→ **WHAT YOU SHOULD DO**
Repeat, exactly and only, the lines from the one containing "What data populates" to the last line, inclusive; do not repeat the pictures.

[INPUT DATA start]

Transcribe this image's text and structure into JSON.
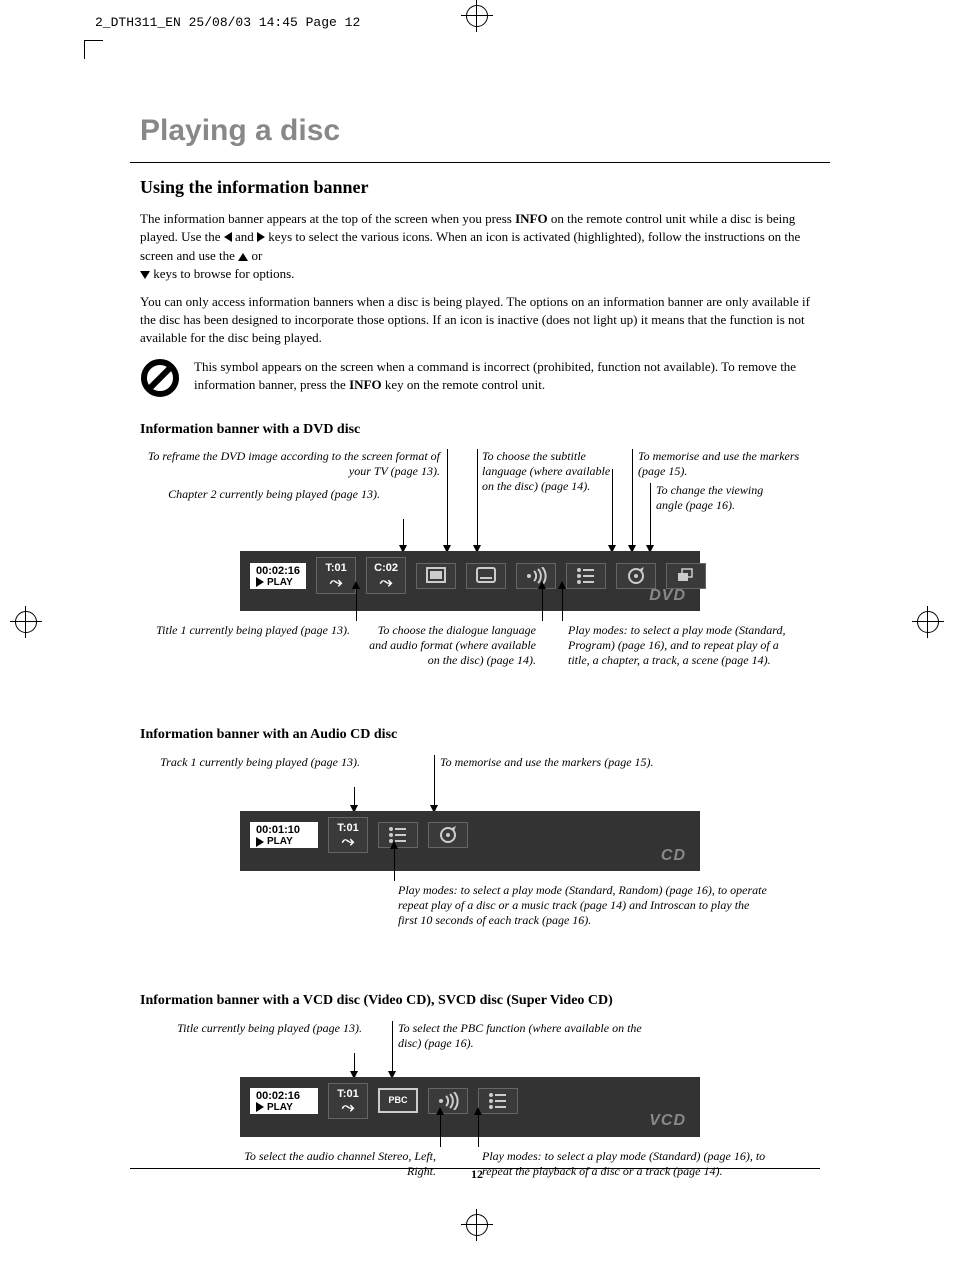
{
  "crop_header": "2_DTH311_EN  25/08/03  14:45  Page 12",
  "page_number": "12",
  "h1": "Playing a disc",
  "h2": "Using the information banner",
  "para1_a": "The information banner appears at the top of the screen when you press ",
  "para1_info": "INFO",
  "para1_b": " on the remote control unit while a disc is being played. Use the ",
  "para1_c": " and ",
  "para1_d": " keys to select the various icons. When an icon is activated (highlighted), follow the instructions on the screen and use the ",
  "para1_e": " or ",
  "para1_f": " keys to browse for options.",
  "para2": "You can only access information banners when a disc is being played. The options on an information banner are only available if the disc has been designed to incorporate those options. If an icon is inactive (does not light up) it means that the function is not available for the disc being played.",
  "note_a": "This symbol appears on the screen when a command is incorrect (prohibited, function not available). To remove the information banner, press the ",
  "note_info": "INFO",
  "note_b": " key on the remote control unit.",
  "dvd": {
    "heading": "Information banner with a DVD disc",
    "time": "00:02:16",
    "play": "PLAY",
    "t_label": "T:01",
    "c_label": "C:02",
    "brand": "DVD",
    "callouts": {
      "reframe": "To reframe the DVD image according to the screen format of your TV (page 13).",
      "chapter": "Chapter 2 currently being played (page 13).",
      "subtitle": "To choose the subtitle language (where available on the disc) (page 14).",
      "markers": "To memorise and use the markers (page 15).",
      "angle": "To change the viewing angle (page 16).",
      "title": "Title 1 currently being played (page 13).",
      "dialogue": "To choose the dialogue language and audio format (where available on the disc) (page 14).",
      "playmodes": "Play modes: to select a play mode (Standard, Program) (page 16), and to repeat play of a title, a chapter, a track, a scene (page 14)."
    }
  },
  "cd": {
    "heading": "Information banner with an Audio CD disc",
    "time": "00:01:10",
    "play": "PLAY",
    "t_label": "T:01",
    "brand": "CD",
    "callouts": {
      "track": "Track 1 currently being played (page 13).",
      "markers": "To memorise and use the markers (page 15).",
      "playmodes": "Play modes: to select a play mode (Standard, Random) (page 16), to operate repeat play of a disc or a music track (page 14) and Introscan to play the first 10 seconds of each track (page 16)."
    }
  },
  "vcd": {
    "heading": "Information banner with a VCD disc (Video CD), SVCD disc (Super Video CD)",
    "time": "00:02:16",
    "play": "PLAY",
    "t_label": "T:01",
    "pbc": "PBC",
    "brand": "VCD",
    "callouts": {
      "title": "Title currently being played (page 13).",
      "pbc": "To select the PBC function (where available on the disc) (page 16).",
      "audio": "To select the audio channel Stereo, Left, Right.",
      "playmodes": "Play modes: to select a play mode (Standard) (page 16), to repeat the playback of a disc or a track (page 14)."
    }
  }
}
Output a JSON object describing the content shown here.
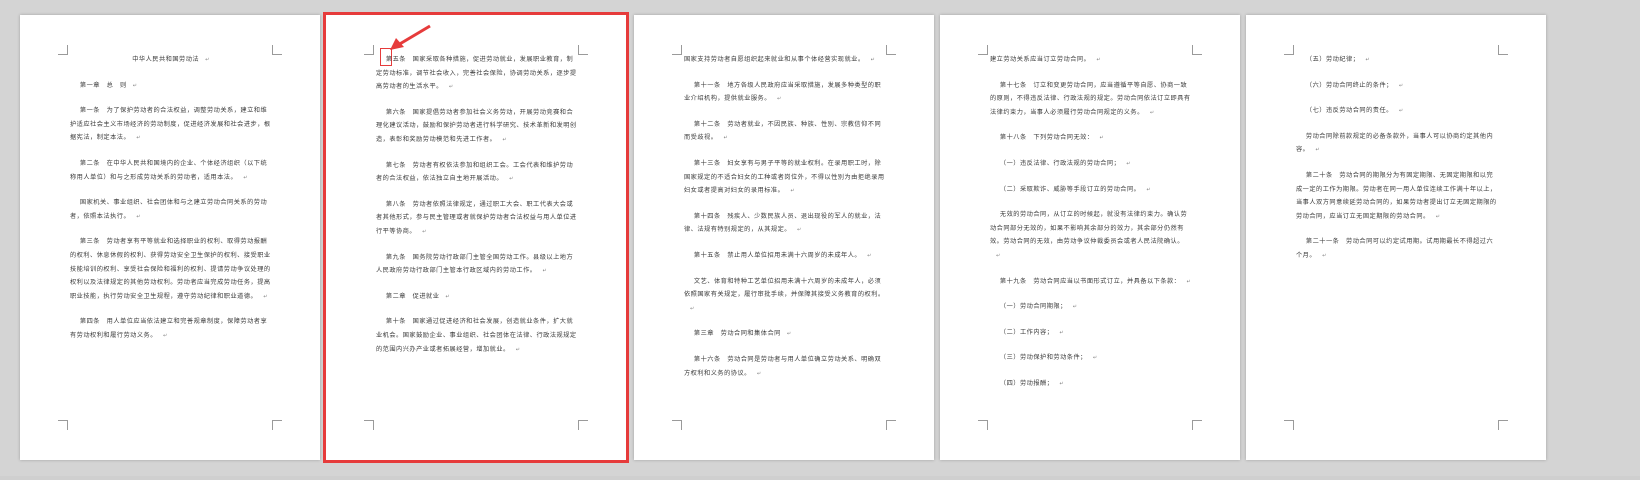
{
  "pages": [
    {
      "paragraphs": [
        "中华人民共和国劳动法",
        "第一章　总　则",
        "第一条　为了保护劳动者的合法权益，调整劳动关系，建立和维护适应社会主义市场经济的劳动制度，促进经济发展和社会进步，根据宪法，制定本法。",
        "第二条　在中华人民共和国境内的企业、个体经济组织（以下统称用人单位）和与之形成劳动关系的劳动者，适用本法。",
        "国家机关、事业组织、社会团体和与之建立劳动合同关系的劳动者，依照本法执行。",
        "第三条　劳动者享有平等就业和选择职业的权利、取得劳动报酬的权利、休息休假的权利、获得劳动安全卫生保护的权利、接受职业技能培训的权利、享受社会保险和福利的权利、提请劳动争议处理的权利以及法律规定的其他劳动权利。劳动者应当完成劳动任务，提高职业技能，执行劳动安全卫生规程，遵守劳动纪律和职业道德。",
        "第四条　用人单位应当依法建立和完善规章制度，保障劳动者享有劳动权利和履行劳动义务。"
      ]
    },
    {
      "paragraphs": [
        "第五条　国家采取各种措施，促进劳动就业，发展职业教育，制定劳动标准，调节社会收入，完善社会保险，协调劳动关系，逐步提高劳动者的生活水平。",
        "第六条　国家提倡劳动者参加社会义务劳动，开展劳动竞赛和合理化建议活动，鼓励和保护劳动者进行科学研究、技术革新和发明创造，表彰和奖励劳动模范和先进工作者。",
        "第七条　劳动者有权依法参加和组织工会。工会代表和维护劳动者的合法权益，依法独立自主地开展活动。",
        "第八条　劳动者依照法律规定，通过职工大会、职工代表大会或者其他形式，参与民主管理或者就保护劳动者合法权益与用人单位进行平等协商。",
        "第九条　国务院劳动行政部门主管全国劳动工作。县级以上地方人民政府劳动行政部门主管本行政区域内的劳动工作。",
        "第二章　促进就业",
        "第十条　国家通过促进经济和社会发展，创造就业条件，扩大就业机会。国家鼓励企业、事业组织、社会团体在法律、行政法规规定的范围内兴办产业或者拓展经营，增加就业。"
      ]
    },
    {
      "paragraphs": [
        "国家支持劳动者自愿组织起来就业和从事个体经营实现就业。",
        "第十一条　地方各级人民政府应当采取措施，发展多种类型的职业介绍机构，提供就业服务。",
        "第十二条　劳动者就业，不因民族、种族、性别、宗教信仰不同而受歧视。",
        "第十三条　妇女享有与男子平等的就业权利。在录用职工时，除国家规定的不适合妇女的工种或者岗位外，不得以性别为由拒绝录用妇女或者提高对妇女的录用标准。",
        "第十四条　残疾人、少数民族人员、退出现役的军人的就业，法律、法规有特别规定的，从其规定。",
        "第十五条　禁止用人单位招用未满十六周岁的未成年人。",
        "文艺、体育和特种工艺单位招用未满十六周岁的未成年人，必须依照国家有关规定，履行审批手续，并保障其接受义务教育的权利。",
        "第三章　劳动合同和集体合同",
        "第十六条　劳动合同是劳动者与用人单位确立劳动关系、明确双方权利和义务的协议。"
      ]
    },
    {
      "paragraphs": [
        "建立劳动关系应当订立劳动合同。",
        "第十七条　订立和变更劳动合同，应当遵循平等自愿、协商一致的原则，不得违反法律、行政法规的规定。劳动合同依法订立即具有法律约束力，当事人必须履行劳动合同规定的义务。",
        "第十八条　下列劳动合同无效：",
        "（一）违反法律、行政法规的劳动合同；",
        "（二）采取欺诈、威胁等手段订立的劳动合同。",
        "无效的劳动合同，从订立的时候起，就没有法律约束力。确认劳动合同部分无效的，如果不影响其余部分的效力，其余部分仍然有效。劳动合同的无效，由劳动争议仲裁委员会或者人民法院确认。",
        "第十九条　劳动合同应当以书面形式订立，并具备以下条款：",
        "（一）劳动合同期限；",
        "（二）工作内容；",
        "（三）劳动保护和劳动条件；",
        "（四）劳动报酬；"
      ]
    },
    {
      "paragraphs": [
        "（五）劳动纪律；",
        "（六）劳动合同终止的条件；",
        "（七）违反劳动合同的责任。",
        "劳动合同除前款规定的必备条款外，当事人可以协商约定其他内容。",
        "第二十条　劳动合同的期限分为有固定期限、无固定期限和以完成一定的工作为期限。劳动者在同一用人单位连续工作满十年以上，当事人双方同意续延劳动合同的，如果劳动者提出订立无固定期限的劳动合同，应当订立无固定期限的劳动合同。",
        "第二十一条　劳动合同可以约定试用期。试用期最长不得超过六个月。"
      ]
    }
  ],
  "paragraph_mark": "↵"
}
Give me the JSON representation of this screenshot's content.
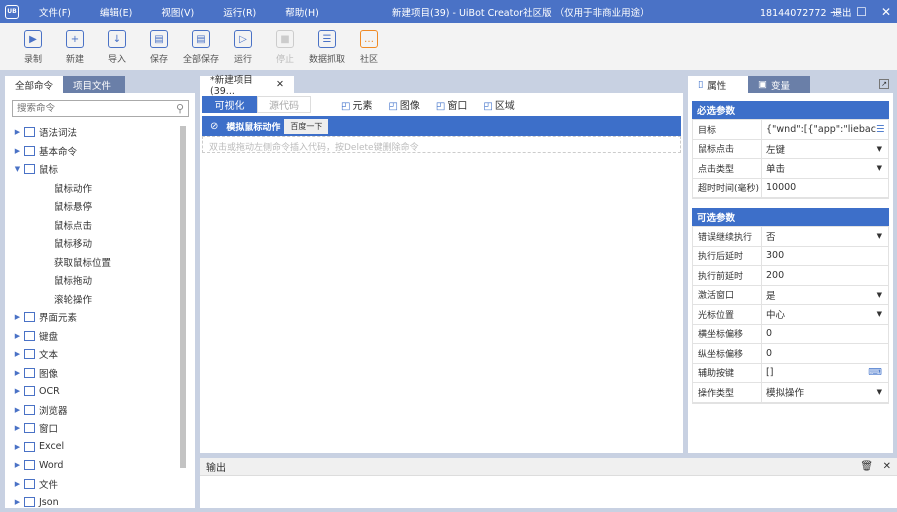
{
  "titlebar": {
    "logo": "UB",
    "menu": [
      "文件(F)",
      "编辑(E)",
      "视图(V)",
      "运行(R)",
      "帮助(H)"
    ],
    "title": "新建项目(39) - UiBot Creator社区版 （仅用于非商业用途）",
    "user": "18144072772",
    "logout": "退出"
  },
  "toolbar": [
    {
      "label": "录制",
      "icon": "record-icon"
    },
    {
      "label": "新建",
      "icon": "new-icon"
    },
    {
      "label": "导入",
      "icon": "import-icon"
    },
    {
      "label": "保存",
      "icon": "save-icon"
    },
    {
      "label": "全部保存",
      "icon": "save-all-icon"
    },
    {
      "label": "运行",
      "icon": "run-icon"
    },
    {
      "label": "停止",
      "icon": "stop-icon",
      "disabled": true
    },
    {
      "label": "数据抓取",
      "icon": "data-scrape-icon"
    },
    {
      "label": "社区",
      "icon": "community-icon"
    }
  ],
  "left": {
    "tabs": [
      "全部命令",
      "项目文件"
    ],
    "search_placeholder": "搜索命令",
    "tree": [
      {
        "label": "语法词法",
        "expanded": false
      },
      {
        "label": "基本命令",
        "expanded": false
      },
      {
        "label": "鼠标",
        "expanded": true,
        "children": [
          "鼠标动作",
          "鼠标悬停",
          "鼠标点击",
          "鼠标移动",
          "获取鼠标位置",
          "鼠标拖动",
          "滚轮操作"
        ]
      },
      {
        "label": "界面元素"
      },
      {
        "label": "键盘"
      },
      {
        "label": "文本"
      },
      {
        "label": "图像"
      },
      {
        "label": "OCR"
      },
      {
        "label": "浏览器"
      },
      {
        "label": "窗口"
      },
      {
        "label": "Excel"
      },
      {
        "label": "Word"
      },
      {
        "label": "文件"
      },
      {
        "label": "Json"
      }
    ]
  },
  "editor": {
    "tab": "*新建项目(39...",
    "views": [
      "可视化",
      "源代码"
    ],
    "tools": [
      "元素",
      "图像",
      "窗口",
      "区域"
    ],
    "block_title": "模拟鼠标动作",
    "block_button": "百度一下",
    "hint": "双击或拖动左侧命令插入代码，按Delete键删除命令"
  },
  "output": {
    "title": "输出"
  },
  "right": {
    "tabs": [
      "属性",
      "变量"
    ],
    "required_title": "必选参数",
    "required": [
      {
        "k": "目标",
        "v": "{\"wnd\":[{\"app\":\"liebac",
        "btn": true
      },
      {
        "k": "鼠标点击",
        "v": "左键",
        "dd": true
      },
      {
        "k": "点击类型",
        "v": "单击",
        "dd": true
      },
      {
        "k": "超时时间(毫秒)",
        "v": "10000"
      }
    ],
    "optional_title": "可选参数",
    "optional": [
      {
        "k": "错误继续执行",
        "v": "否",
        "dd": true
      },
      {
        "k": "执行后延时",
        "v": "300"
      },
      {
        "k": "执行前延时",
        "v": "200"
      },
      {
        "k": "激活窗口",
        "v": "是",
        "dd": true
      },
      {
        "k": "光标位置",
        "v": "中心",
        "dd": true
      },
      {
        "k": "横坐标偏移",
        "v": "0"
      },
      {
        "k": "纵坐标偏移",
        "v": "0"
      },
      {
        "k": "辅助按键",
        "v": "[]",
        "btn": true
      },
      {
        "k": "操作类型",
        "v": "模拟操作",
        "dd": true
      }
    ]
  }
}
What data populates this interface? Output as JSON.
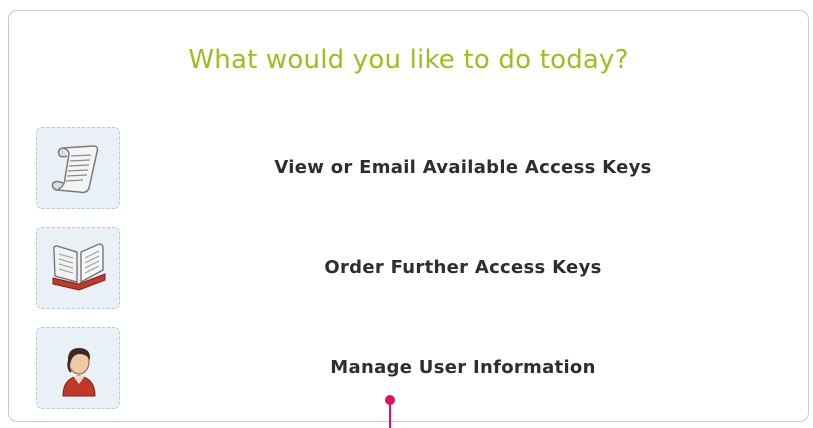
{
  "panel": {
    "heading": "What would you like to do today?",
    "accent_color": "#9cbf1d",
    "options": [
      {
        "icon": "scroll-icon",
        "label": "View or Email Available Access Keys"
      },
      {
        "icon": "open-book-icon",
        "label": "Order Further Access Keys"
      },
      {
        "icon": "user-icon",
        "label": "Manage User Information"
      }
    ]
  },
  "marker": {
    "icon": "pink-pin-icon",
    "color": "#e0105c"
  }
}
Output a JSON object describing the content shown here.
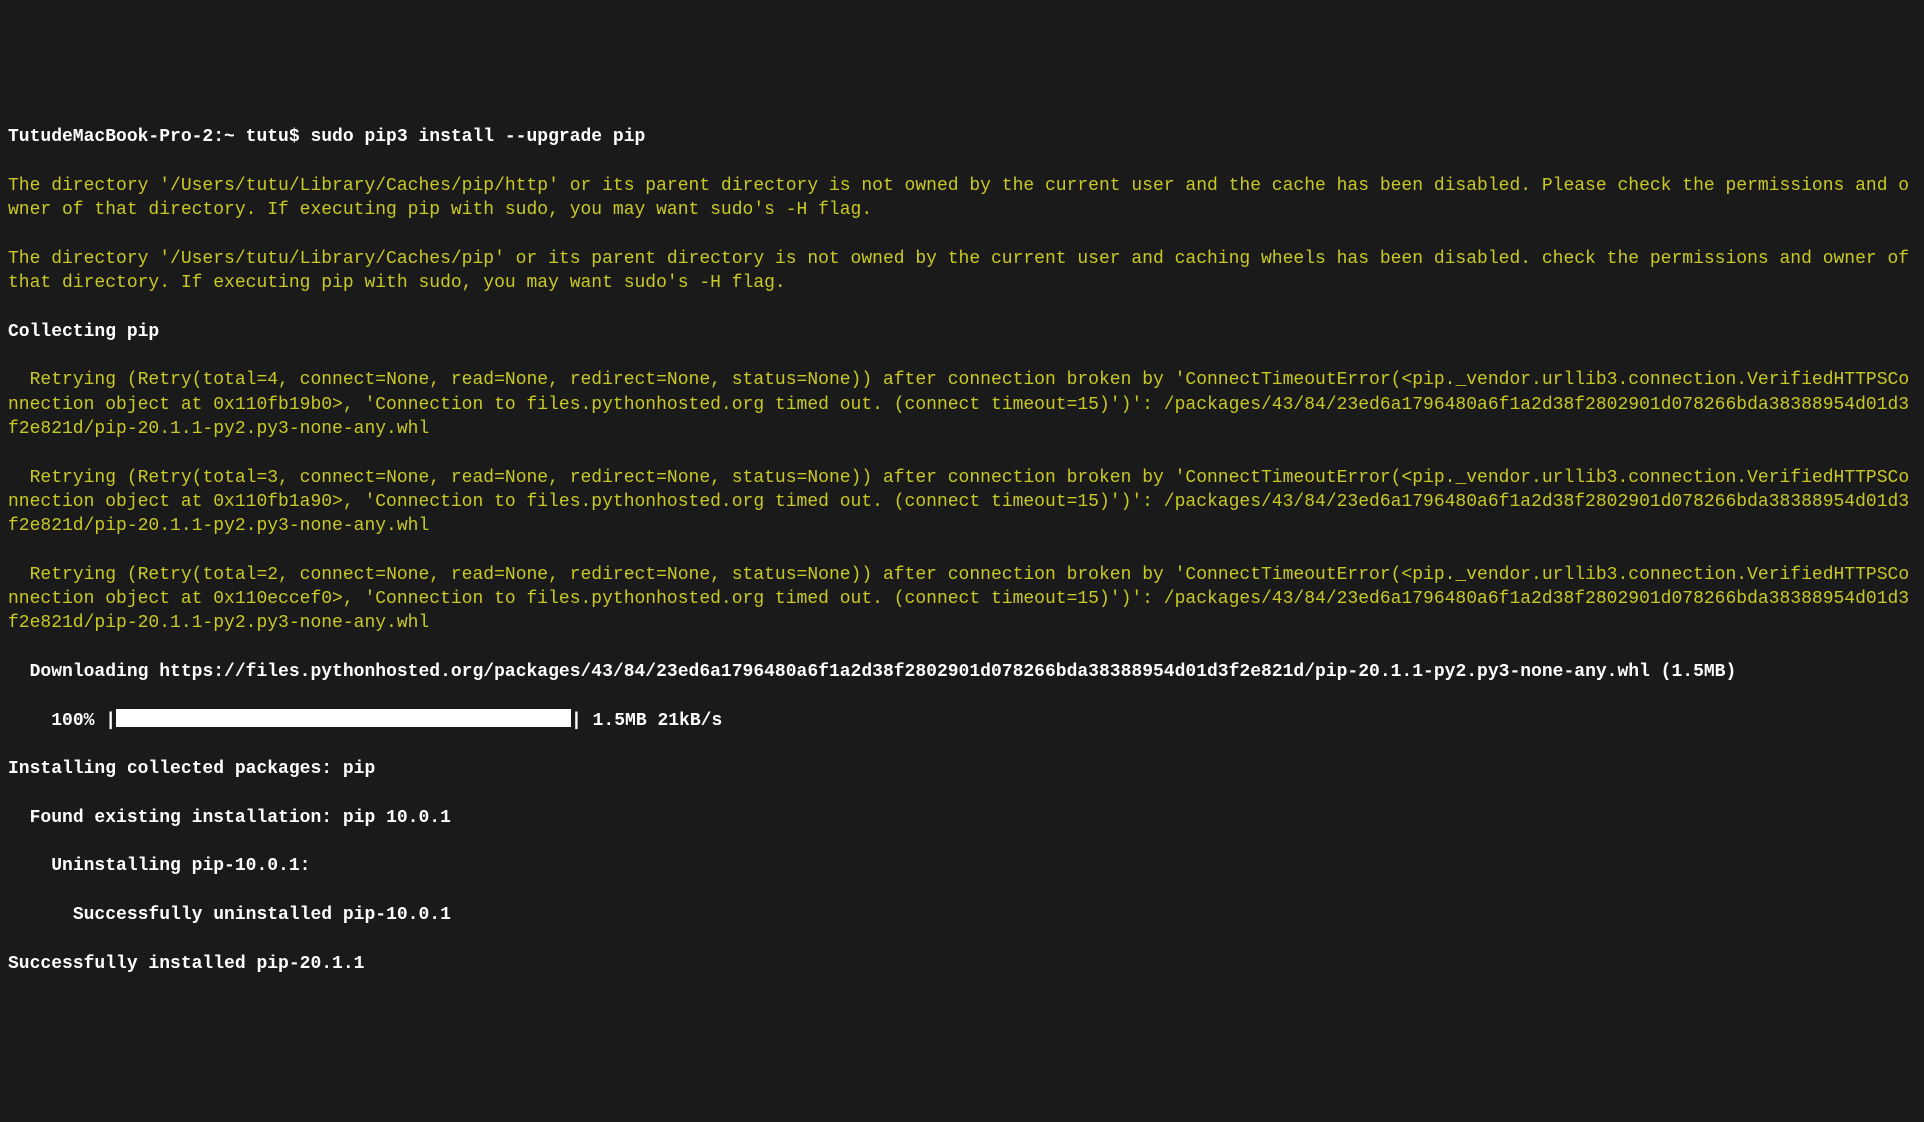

[INPUT DATA end]

→ **SOLVED PROBLEM**
What data populates this interface? Output as JSON.
{
  "panel": {
    "heading": "What would you like to do today?",
    "accent_color": "#9cbf1d",
    "options": [
      {
        "icon": "scroll-icon",
        "label": "View or Email Available Access Keys"
      },
      {
        "icon": "open-book-icon",
        "label": "Order Further Access Keys"
      },
      {
        "icon": "user-icon",
        "label": "Manage User Information"
      }
    ]
  },
  "marker": {
    "icon": "pink-pin-icon",
    "color": "#e0105c"
  }
}
Output a JSON object describing the content shown here.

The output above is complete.